The listing beneath should be written out in full, exactly as shown.

The input ->
=====

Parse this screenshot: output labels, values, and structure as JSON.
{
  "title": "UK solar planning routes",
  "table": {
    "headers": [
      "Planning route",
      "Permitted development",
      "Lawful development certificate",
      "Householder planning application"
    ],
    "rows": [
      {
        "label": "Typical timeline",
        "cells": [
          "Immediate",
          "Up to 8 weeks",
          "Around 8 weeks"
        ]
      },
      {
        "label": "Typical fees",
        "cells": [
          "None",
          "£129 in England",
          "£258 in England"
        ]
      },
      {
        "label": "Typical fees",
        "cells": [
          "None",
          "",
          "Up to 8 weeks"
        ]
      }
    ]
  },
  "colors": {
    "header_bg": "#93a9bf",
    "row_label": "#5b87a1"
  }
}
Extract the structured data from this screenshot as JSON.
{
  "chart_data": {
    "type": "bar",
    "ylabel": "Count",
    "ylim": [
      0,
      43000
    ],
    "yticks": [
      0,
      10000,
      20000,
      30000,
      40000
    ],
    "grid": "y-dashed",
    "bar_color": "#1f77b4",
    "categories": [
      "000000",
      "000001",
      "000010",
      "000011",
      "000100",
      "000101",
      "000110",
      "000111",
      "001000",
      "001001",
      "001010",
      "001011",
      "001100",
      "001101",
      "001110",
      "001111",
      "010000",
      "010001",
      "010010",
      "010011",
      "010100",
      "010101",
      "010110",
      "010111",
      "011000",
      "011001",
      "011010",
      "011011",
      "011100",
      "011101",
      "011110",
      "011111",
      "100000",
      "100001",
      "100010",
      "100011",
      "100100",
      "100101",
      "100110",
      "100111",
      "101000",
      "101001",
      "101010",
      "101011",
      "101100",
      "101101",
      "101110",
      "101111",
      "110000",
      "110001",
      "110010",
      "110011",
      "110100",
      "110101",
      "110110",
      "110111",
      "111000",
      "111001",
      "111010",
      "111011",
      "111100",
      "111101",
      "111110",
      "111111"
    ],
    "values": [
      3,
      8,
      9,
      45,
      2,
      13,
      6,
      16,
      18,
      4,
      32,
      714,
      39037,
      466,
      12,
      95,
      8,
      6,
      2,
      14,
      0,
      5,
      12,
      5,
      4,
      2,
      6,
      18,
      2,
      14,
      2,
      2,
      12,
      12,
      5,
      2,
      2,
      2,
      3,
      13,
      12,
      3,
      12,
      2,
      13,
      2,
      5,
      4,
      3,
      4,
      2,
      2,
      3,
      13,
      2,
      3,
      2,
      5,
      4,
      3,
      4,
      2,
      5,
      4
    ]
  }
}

=====

Correct answer ->
Parse this screenshot: output labels, values, and structure as JSON.
{
  "title": "UK solar planning routes",
  "table": {
    "headers": [
      "Planning route",
      "Permitted development",
      "Lawful development certificate",
      "Householder planning application"
    ],
    "rows": [
      {
        "label": "Typical timeline",
        "cells": [
          "Immediate",
          "Up to 8 weeks",
          "Around 8 weeks"
        ]
      },
      {
        "label": "Typical fees",
        "cells": [
          "None",
          "£129 in England",
          "£258 in England"
        ]
      },
      {
        "label": "Typical fees",
        "cells": [
          "None",
          "",
          "Up to 8 weeks"
        ]
      }
    ]
  },
  "colors": {
    "header_bg": "#93a9bf",
    "row_label": "#5b87a1"
  }
}
Extract the structured data from this screenshot as JSON.
{
  "chart_data": {
    "type": "bar",
    "ylabel": "Count",
    "ylim": [
      0,
      43000
    ],
    "yticks": [
      0,
      10000,
      20000,
      30000,
      40000
    ],
    "grid": "y-dashed",
    "bar_color": "#1f77b4",
    "categories": [
      "000000",
      "000001",
      "000010",
      "000011",
      "000100",
      "000101",
      "000110",
      "000111",
      "001000",
      "001001",
      "001010",
      "001011",
      "001100",
      "001101",
      "001110",
      "001111",
      "010000",
      "010001",
      "010010",
      "010011",
      "010100",
      "010101",
      "010110",
      "010111",
      "011000",
      "011001",
      "011010",
      "011011",
      "011100",
      "011101",
      "011110",
      "011111",
      "100000",
      "100001",
      "100010",
      "100011",
      "100100",
      "100101",
      "100110",
      "100111",
      "101000",
      "101001",
      "101010",
      "101011",
      "101100",
      "101101",
      "101110",
      "101111",
      "110000",
      "110001",
      "110010",
      "110011",
      "110100",
      "110101",
      "110110",
      "110111",
      "111000",
      "111001",
      "111010",
      "111011",
      "111100",
      "111101",
      "111110",
      "111111"
    ],
    "values": [
      3,
      8,
      9,
      45,
      2,
      13,
      6,
      16,
      18,
      4,
      32,
      714,
      39037,
      466,
      12,
      95,
      8,
      6,
      2,
      14,
      0,
      5,
      12,
      5,
      4,
      2,
      6,
      18,
      2,
      14,
      2,
      2,
      12,
      12,
      5,
      2,
      2,
      2,
      3,
      13,
      12,
      3,
      12,
      2,
      13,
      2,
      5,
      4,
      3,
      4,
      2,
      2,
      3,
      13,
      2,
      3,
      2,
      5,
      4,
      3,
      4,
      2,
      5,
      4
    ]
  }
}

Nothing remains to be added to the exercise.